◆ WHAT NEEDS TO BE DONE: Print every line of the listing exactly, please.

◆ DATA SUPPLIED:
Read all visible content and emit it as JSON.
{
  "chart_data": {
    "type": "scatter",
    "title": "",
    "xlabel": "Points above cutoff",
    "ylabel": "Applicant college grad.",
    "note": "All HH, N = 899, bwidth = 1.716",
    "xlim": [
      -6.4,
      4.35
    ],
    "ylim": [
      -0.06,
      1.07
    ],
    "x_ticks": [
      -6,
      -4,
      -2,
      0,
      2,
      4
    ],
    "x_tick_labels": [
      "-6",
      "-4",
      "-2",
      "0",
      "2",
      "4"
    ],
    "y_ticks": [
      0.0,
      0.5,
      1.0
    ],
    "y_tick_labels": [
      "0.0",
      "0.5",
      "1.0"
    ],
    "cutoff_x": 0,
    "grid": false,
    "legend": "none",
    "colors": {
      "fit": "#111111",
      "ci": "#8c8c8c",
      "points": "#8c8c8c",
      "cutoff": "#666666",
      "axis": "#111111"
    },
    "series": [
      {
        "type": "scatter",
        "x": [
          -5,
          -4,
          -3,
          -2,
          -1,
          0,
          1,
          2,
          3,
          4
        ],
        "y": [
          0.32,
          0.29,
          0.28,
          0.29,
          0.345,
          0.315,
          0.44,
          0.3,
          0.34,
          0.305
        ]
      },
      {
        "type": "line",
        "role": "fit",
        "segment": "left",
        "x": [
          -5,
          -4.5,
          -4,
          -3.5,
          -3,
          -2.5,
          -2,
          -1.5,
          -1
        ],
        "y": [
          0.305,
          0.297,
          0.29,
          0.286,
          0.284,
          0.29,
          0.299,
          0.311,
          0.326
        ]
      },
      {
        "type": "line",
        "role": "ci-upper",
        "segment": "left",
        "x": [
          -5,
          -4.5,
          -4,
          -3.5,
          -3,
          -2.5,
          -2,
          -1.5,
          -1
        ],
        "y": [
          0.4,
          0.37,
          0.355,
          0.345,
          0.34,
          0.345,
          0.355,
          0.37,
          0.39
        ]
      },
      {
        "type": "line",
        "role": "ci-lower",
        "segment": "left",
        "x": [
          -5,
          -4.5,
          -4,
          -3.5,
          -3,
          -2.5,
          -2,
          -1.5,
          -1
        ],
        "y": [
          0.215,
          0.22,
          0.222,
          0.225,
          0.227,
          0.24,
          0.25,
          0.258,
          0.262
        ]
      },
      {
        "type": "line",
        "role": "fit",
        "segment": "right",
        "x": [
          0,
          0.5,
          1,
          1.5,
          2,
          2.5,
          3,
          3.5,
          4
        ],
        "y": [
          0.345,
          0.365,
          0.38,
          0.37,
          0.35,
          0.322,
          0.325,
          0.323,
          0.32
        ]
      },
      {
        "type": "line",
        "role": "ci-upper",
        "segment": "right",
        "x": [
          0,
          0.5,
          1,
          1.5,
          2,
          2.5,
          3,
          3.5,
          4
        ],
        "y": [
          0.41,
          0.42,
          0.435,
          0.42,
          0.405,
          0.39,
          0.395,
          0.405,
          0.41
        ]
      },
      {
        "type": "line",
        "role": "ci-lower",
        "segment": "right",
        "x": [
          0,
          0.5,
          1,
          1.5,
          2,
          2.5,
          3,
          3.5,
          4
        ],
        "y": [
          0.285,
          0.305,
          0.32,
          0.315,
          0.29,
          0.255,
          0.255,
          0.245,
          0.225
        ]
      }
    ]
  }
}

◆ TASK ANSWER:
Read all visible content and emit it as JSON.
{
  "chart_data": {
    "type": "scatter",
    "title": "",
    "xlabel": "Points above cutoff",
    "ylabel": "Applicant college grad.",
    "note": "All HH, N = 899, bwidth = 1.716",
    "xlim": [
      -6.4,
      4.35
    ],
    "ylim": [
      -0.06,
      1.07
    ],
    "x_ticks": [
      -6,
      -4,
      -2,
      0,
      2,
      4
    ],
    "x_tick_labels": [
      "-6",
      "-4",
      "-2",
      "0",
      "2",
      "4"
    ],
    "y_ticks": [
      0.0,
      0.5,
      1.0
    ],
    "y_tick_labels": [
      "0.0",
      "0.5",
      "1.0"
    ],
    "cutoff_x": 0,
    "grid": false,
    "legend": "none",
    "colors": {
      "fit": "#111111",
      "ci": "#8c8c8c",
      "points": "#8c8c8c",
      "cutoff": "#666666",
      "axis": "#111111"
    },
    "series": [
      {
        "type": "scatter",
        "x": [
          -5,
          -4,
          -3,
          -2,
          -1,
          0,
          1,
          2,
          3,
          4
        ],
        "y": [
          0.32,
          0.29,
          0.28,
          0.29,
          0.345,
          0.315,
          0.44,
          0.3,
          0.34,
          0.305
        ]
      },
      {
        "type": "line",
        "role": "fit",
        "segment": "left",
        "x": [
          -5,
          -4.5,
          -4,
          -3.5,
          -3,
          -2.5,
          -2,
          -1.5,
          -1
        ],
        "y": [
          0.305,
          0.297,
          0.29,
          0.286,
          0.284,
          0.29,
          0.299,
          0.311,
          0.326
        ]
      },
      {
        "type": "line",
        "role": "ci-upper",
        "segment": "left",
        "x": [
          -5,
          -4.5,
          -4,
          -3.5,
          -3,
          -2.5,
          -2,
          -1.5,
          -1
        ],
        "y": [
          0.4,
          0.37,
          0.355,
          0.345,
          0.34,
          0.345,
          0.355,
          0.37,
          0.39
        ]
      },
      {
        "type": "line",
        "role": "ci-lower",
        "segment": "left",
        "x": [
          -5,
          -4.5,
          -4,
          -3.5,
          -3,
          -2.5,
          -2,
          -1.5,
          -1
        ],
        "y": [
          0.215,
          0.22,
          0.222,
          0.225,
          0.227,
          0.24,
          0.25,
          0.258,
          0.262
        ]
      },
      {
        "type": "line",
        "role": "fit",
        "segment": "right",
        "x": [
          0,
          0.5,
          1,
          1.5,
          2,
          2.5,
          3,
          3.5,
          4
        ],
        "y": [
          0.345,
          0.365,
          0.38,
          0.37,
          0.35,
          0.322,
          0.325,
          0.323,
          0.32
        ]
      },
      {
        "type": "line",
        "role": "ci-upper",
        "segment": "right",
        "x": [
          0,
          0.5,
          1,
          1.5,
          2,
          2.5,
          3,
          3.5,
          4
        ],
        "y": [
          0.41,
          0.42,
          0.435,
          0.42,
          0.405,
          0.39,
          0.395,
          0.405,
          0.41
        ]
      },
      {
        "type": "line",
        "role": "ci-lower",
        "segment": "right",
        "x": [
          0,
          0.5,
          1,
          1.5,
          2,
          2.5,
          3,
          3.5,
          4
        ],
        "y": [
          0.285,
          0.305,
          0.32,
          0.315,
          0.29,
          0.255,
          0.255,
          0.245,
          0.225
        ]
      }
    ]
  }
}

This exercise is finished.